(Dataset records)
────

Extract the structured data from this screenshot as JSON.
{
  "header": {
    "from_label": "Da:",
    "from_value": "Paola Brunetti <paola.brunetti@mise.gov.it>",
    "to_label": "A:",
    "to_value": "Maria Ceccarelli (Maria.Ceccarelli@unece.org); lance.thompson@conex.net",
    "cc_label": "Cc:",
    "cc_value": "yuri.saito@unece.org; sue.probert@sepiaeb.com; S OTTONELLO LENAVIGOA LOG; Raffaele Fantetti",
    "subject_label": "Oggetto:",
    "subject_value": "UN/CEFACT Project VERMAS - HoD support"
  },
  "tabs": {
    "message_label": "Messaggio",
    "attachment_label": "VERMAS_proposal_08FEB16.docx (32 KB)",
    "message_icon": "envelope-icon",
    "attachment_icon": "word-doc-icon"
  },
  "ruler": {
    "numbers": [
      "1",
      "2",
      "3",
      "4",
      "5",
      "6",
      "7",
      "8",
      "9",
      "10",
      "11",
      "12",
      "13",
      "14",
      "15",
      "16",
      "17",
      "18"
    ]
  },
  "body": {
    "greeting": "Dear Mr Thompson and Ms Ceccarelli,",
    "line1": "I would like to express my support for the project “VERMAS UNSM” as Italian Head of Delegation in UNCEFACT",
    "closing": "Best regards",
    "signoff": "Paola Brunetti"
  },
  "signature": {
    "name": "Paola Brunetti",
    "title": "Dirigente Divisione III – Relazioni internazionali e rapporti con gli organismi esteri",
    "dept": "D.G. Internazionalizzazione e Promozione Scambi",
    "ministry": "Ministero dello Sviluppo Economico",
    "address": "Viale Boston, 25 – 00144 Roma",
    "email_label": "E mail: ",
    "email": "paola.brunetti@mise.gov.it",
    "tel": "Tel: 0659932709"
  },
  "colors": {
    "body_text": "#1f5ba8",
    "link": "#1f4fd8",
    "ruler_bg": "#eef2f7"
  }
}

────

All entries must be repeated verbatim.

Extract the structured data from this screenshot as JSON.
{
  "header": {
    "from_label": "Da:",
    "from_value": "Paola Brunetti <paola.brunetti@mise.gov.it>",
    "to_label": "A:",
    "to_value": "Maria Ceccarelli (Maria.Ceccarelli@unece.org); lance.thompson@conex.net",
    "cc_label": "Cc:",
    "cc_value": "yuri.saito@unece.org; sue.probert@sepiaeb.com; S OTTONELLO LENAVIGOA LOG; Raffaele Fantetti",
    "subject_label": "Oggetto:",
    "subject_value": "UN/CEFACT Project VERMAS - HoD support"
  },
  "tabs": {
    "message_label": "Messaggio",
    "attachment_label": "VERMAS_proposal_08FEB16.docx (32 KB)",
    "message_icon": "envelope-icon",
    "attachment_icon": "word-doc-icon"
  },
  "ruler": {
    "numbers": [
      "1",
      "2",
      "3",
      "4",
      "5",
      "6",
      "7",
      "8",
      "9",
      "10",
      "11",
      "12",
      "13",
      "14",
      "15",
      "16",
      "17",
      "18"
    ]
  },
  "body": {
    "greeting": "Dear Mr Thompson and Ms Ceccarelli,",
    "line1": "I would like to express my support for the project “VERMAS UNSM” as Italian Head of Delegation in UNCEFACT",
    "closing": "Best regards",
    "signoff": "Paola Brunetti"
  },
  "signature": {
    "name": "Paola Brunetti",
    "title": "Dirigente Divisione III – Relazioni internazionali e rapporti con gli organismi esteri",
    "dept": "D.G. Internazionalizzazione e Promozione Scambi",
    "ministry": "Ministero dello Sviluppo Economico",
    "address": "Viale Boston, 25 – 00144 Roma",
    "email_label": "E mail: ",
    "email": "paola.brunetti@mise.gov.it",
    "tel": "Tel: 0659932709"
  },
  "colors": {
    "body_text": "#1f5ba8",
    "link": "#1f4fd8",
    "ruler_bg": "#eef2f7"
  }
}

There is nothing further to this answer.